_Written problem_:
Copy every line with the string "巴拉格宗景區" in it.

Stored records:
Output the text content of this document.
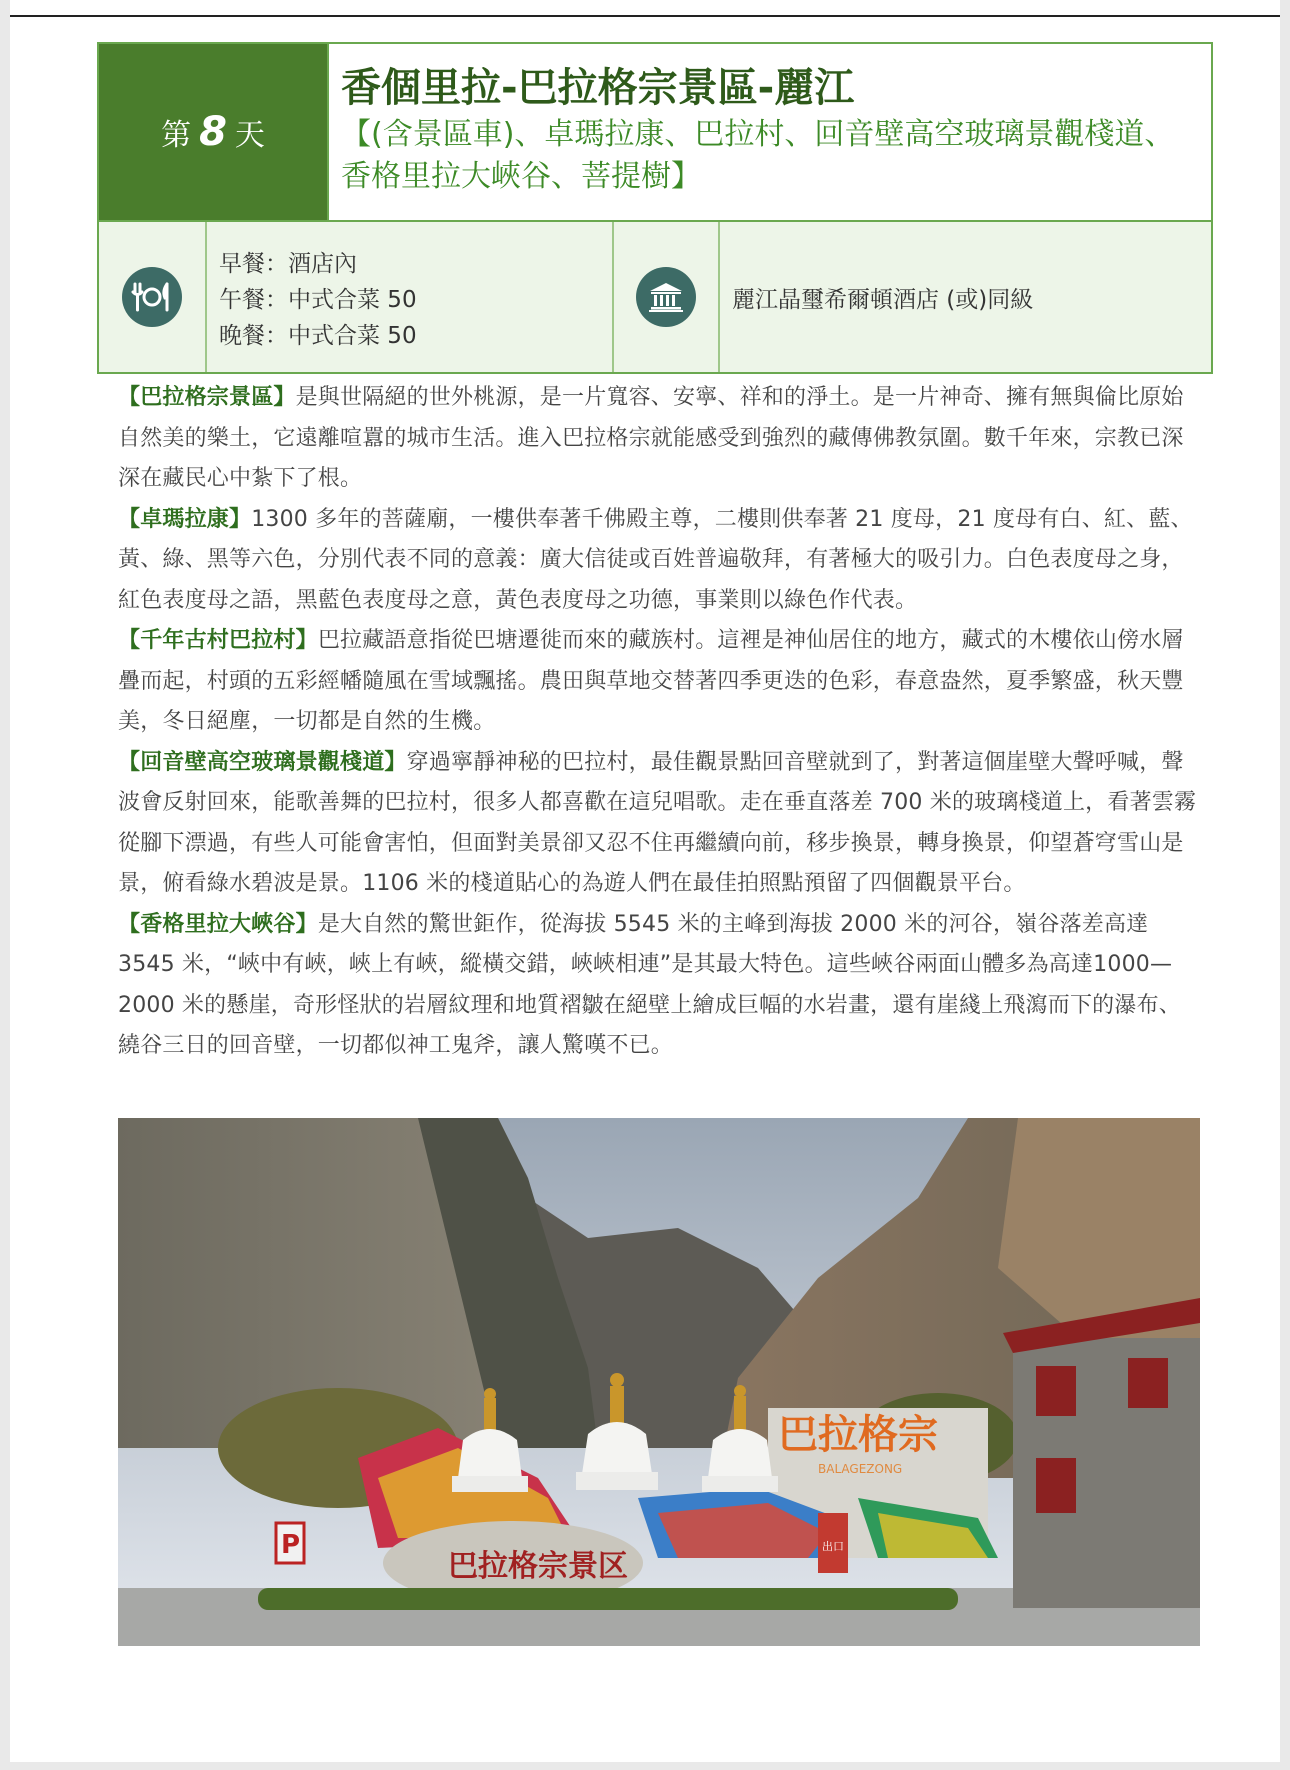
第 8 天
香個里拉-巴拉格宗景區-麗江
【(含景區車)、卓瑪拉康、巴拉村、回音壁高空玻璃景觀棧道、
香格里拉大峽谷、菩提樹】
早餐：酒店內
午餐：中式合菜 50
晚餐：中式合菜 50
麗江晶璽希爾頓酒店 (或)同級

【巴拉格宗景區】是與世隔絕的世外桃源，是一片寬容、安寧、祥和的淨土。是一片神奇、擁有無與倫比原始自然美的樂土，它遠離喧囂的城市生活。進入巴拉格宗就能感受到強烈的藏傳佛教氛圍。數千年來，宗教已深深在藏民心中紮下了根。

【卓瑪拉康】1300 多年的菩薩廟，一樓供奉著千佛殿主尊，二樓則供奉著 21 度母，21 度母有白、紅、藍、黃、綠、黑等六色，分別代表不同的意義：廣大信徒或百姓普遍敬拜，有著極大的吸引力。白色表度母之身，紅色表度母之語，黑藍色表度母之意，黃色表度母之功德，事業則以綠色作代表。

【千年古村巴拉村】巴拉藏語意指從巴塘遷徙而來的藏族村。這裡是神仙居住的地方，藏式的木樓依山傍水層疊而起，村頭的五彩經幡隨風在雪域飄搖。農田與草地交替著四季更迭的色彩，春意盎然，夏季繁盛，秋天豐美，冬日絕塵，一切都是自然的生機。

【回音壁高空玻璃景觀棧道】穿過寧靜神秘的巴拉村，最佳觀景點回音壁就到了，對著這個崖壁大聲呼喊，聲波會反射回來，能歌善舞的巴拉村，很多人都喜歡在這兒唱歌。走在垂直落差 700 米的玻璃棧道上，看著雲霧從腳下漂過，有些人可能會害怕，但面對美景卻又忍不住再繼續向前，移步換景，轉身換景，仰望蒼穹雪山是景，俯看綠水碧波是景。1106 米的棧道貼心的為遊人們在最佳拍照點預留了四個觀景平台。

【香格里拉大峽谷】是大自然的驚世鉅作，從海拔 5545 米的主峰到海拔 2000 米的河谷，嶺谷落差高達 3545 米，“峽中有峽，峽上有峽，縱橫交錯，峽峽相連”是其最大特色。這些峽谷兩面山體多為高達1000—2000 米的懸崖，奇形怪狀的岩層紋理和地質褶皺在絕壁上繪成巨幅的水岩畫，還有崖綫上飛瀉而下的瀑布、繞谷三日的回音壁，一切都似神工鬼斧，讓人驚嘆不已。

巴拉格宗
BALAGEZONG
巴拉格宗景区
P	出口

_Full output_:
香個里拉-巴拉格宗景區-麗江
【巴拉格宗景區】是與世隔絕的世外桃源，是一片寬容、安寧、祥和的淨土。是一片神奇、擁有無與倫比原始自然美的樂土，它遠離喧囂的城市生活。進入巴拉格宗就能感受到強烈的藏傳佛教氛圍。數千年來，宗教已深深在藏民心中紮下了根。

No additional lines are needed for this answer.